***** Material supplied

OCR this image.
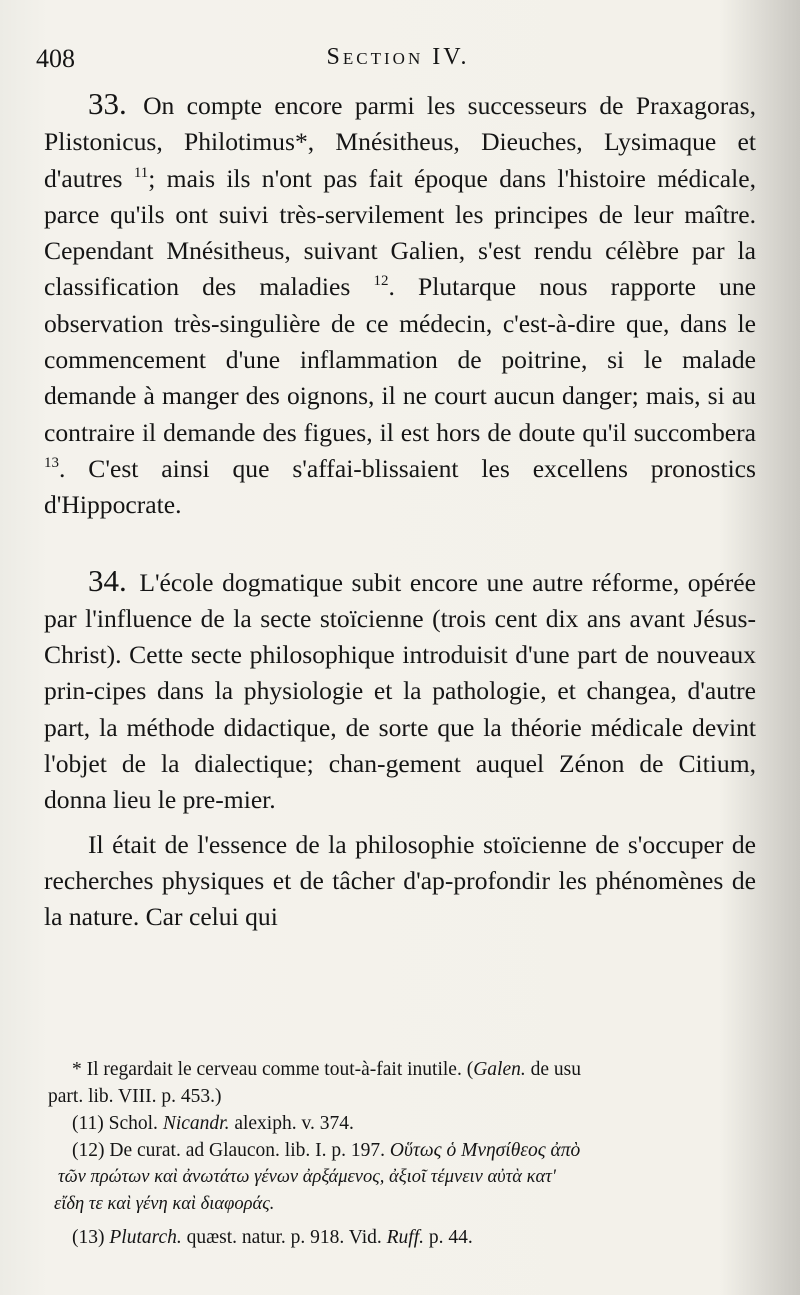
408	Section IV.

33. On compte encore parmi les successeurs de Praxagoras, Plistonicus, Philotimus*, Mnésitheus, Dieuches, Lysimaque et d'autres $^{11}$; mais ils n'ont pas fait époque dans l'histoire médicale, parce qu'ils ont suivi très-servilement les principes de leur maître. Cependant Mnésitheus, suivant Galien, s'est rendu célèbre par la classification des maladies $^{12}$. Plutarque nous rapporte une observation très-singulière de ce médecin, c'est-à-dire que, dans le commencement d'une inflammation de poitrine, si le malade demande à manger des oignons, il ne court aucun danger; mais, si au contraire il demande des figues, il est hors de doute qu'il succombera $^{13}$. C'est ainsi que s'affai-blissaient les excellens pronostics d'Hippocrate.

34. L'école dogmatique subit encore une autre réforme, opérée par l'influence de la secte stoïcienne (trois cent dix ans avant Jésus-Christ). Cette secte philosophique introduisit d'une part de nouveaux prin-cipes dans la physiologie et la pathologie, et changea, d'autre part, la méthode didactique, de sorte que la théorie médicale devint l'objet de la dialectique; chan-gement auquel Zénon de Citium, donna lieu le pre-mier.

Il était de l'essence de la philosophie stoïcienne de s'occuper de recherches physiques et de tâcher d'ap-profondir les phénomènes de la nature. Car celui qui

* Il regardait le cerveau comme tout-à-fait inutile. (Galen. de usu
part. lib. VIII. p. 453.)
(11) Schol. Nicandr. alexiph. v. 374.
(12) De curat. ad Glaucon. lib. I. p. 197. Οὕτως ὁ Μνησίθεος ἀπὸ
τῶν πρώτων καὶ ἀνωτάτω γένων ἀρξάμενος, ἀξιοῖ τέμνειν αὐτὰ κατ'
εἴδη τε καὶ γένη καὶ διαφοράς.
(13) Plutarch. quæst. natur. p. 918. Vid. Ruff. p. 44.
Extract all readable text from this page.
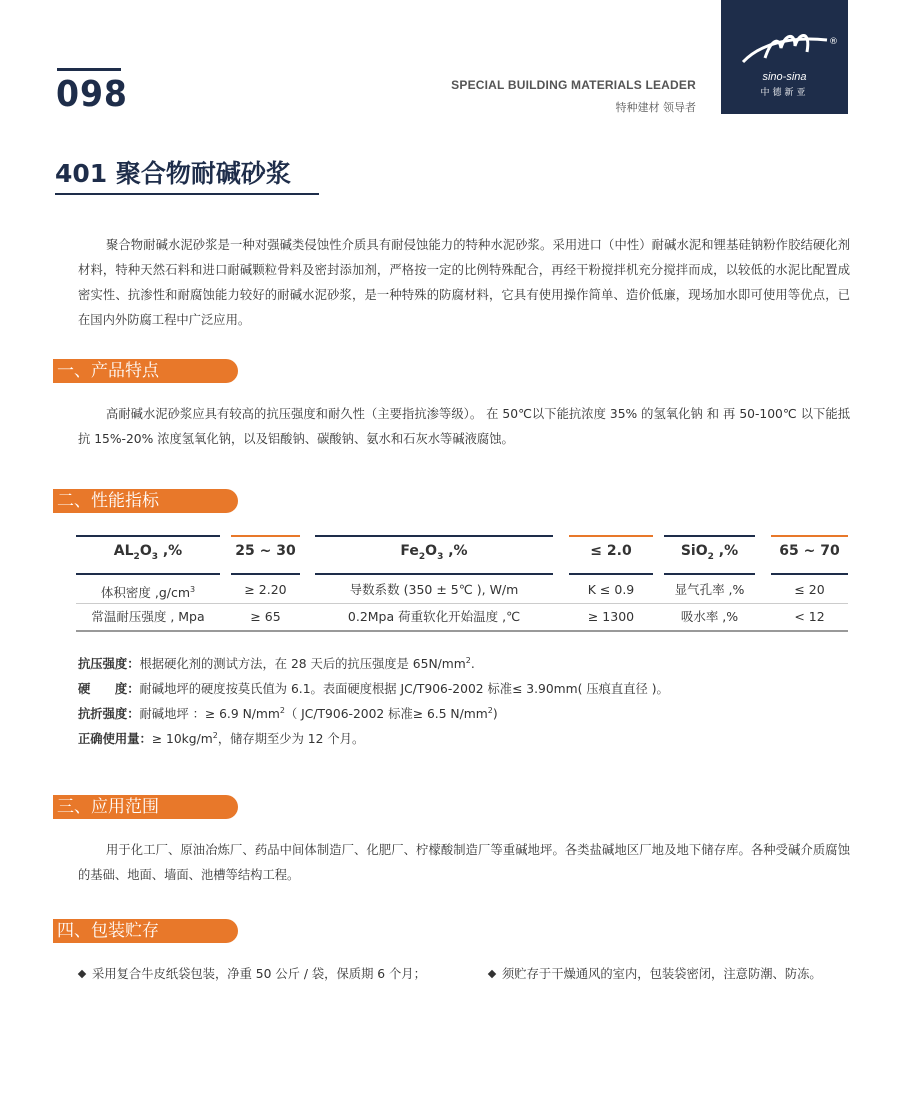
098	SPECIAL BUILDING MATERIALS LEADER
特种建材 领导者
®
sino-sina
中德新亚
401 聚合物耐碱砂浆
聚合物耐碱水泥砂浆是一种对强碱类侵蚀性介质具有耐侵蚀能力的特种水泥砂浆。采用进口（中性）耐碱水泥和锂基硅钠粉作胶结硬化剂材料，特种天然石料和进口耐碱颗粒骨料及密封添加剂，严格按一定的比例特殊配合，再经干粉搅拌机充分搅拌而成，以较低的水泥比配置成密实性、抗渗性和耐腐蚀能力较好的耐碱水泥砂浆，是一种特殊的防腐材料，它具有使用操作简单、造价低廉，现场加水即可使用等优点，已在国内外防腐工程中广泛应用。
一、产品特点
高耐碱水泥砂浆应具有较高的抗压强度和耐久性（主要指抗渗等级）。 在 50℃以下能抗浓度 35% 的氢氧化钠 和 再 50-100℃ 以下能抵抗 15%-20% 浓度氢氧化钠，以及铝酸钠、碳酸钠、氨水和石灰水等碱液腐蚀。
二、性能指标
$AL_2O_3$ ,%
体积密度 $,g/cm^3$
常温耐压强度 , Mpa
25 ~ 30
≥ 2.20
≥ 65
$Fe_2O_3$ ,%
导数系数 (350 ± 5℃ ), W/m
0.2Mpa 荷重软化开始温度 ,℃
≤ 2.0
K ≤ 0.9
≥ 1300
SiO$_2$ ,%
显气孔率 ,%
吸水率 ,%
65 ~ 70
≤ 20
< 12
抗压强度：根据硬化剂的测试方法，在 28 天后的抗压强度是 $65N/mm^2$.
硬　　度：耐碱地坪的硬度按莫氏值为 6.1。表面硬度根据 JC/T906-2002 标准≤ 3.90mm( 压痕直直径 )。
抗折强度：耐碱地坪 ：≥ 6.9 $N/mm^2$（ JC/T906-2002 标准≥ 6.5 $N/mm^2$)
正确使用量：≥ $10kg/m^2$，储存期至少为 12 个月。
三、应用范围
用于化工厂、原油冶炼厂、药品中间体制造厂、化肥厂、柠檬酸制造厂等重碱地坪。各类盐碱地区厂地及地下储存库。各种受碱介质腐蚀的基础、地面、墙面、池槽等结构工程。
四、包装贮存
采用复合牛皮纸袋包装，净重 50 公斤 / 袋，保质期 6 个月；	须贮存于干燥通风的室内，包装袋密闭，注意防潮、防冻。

**********
***** Material supplied

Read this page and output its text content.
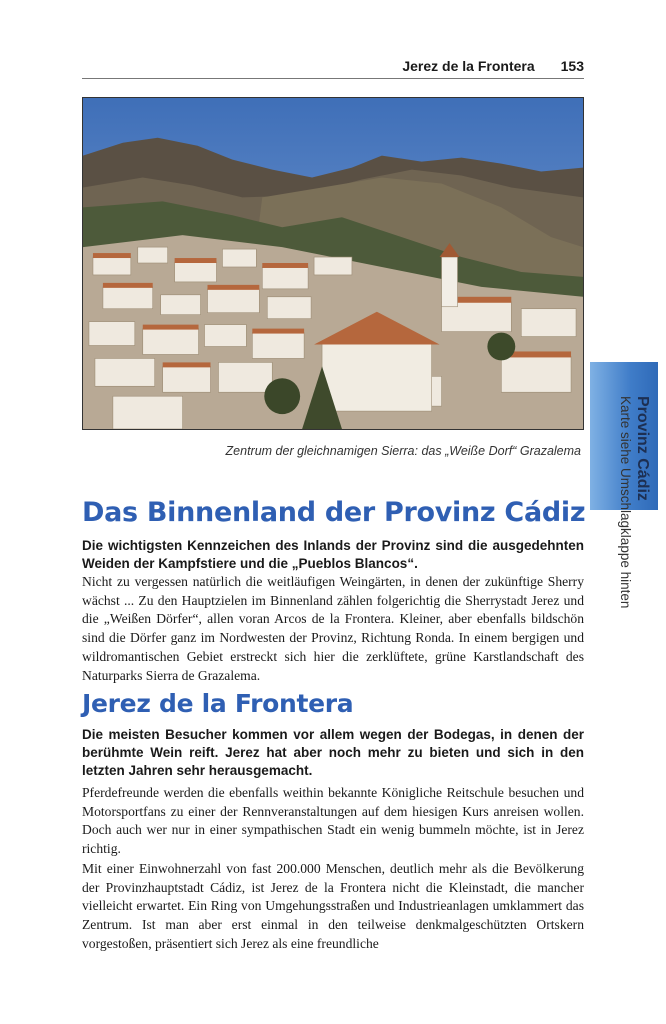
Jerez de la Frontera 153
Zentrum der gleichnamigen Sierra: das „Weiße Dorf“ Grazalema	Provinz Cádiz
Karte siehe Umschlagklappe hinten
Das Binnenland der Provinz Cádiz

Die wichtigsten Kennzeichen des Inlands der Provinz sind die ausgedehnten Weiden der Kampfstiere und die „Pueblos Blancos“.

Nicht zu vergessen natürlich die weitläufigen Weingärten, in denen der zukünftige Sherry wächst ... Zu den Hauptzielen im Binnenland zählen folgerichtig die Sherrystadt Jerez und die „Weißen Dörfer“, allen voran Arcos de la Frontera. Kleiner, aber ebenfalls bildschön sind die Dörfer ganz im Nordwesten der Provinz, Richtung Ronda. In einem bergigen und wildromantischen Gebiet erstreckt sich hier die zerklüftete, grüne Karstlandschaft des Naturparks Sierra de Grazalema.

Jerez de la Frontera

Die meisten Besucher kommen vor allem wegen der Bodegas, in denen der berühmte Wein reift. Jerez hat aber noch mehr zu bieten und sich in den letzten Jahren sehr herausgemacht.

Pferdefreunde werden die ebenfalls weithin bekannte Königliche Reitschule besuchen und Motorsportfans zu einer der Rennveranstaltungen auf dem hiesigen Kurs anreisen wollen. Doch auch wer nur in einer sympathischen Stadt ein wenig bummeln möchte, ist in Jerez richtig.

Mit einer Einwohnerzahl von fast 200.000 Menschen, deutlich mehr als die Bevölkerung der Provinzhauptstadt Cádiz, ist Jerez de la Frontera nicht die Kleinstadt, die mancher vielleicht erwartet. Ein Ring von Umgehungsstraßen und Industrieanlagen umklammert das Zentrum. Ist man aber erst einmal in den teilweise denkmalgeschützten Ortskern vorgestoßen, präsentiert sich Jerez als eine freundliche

**********

> _Objective_
Review the material and copy each line in which the word "page" appears.

> _Task response_
Extract all readable text from this page.
Read this page and output its text content.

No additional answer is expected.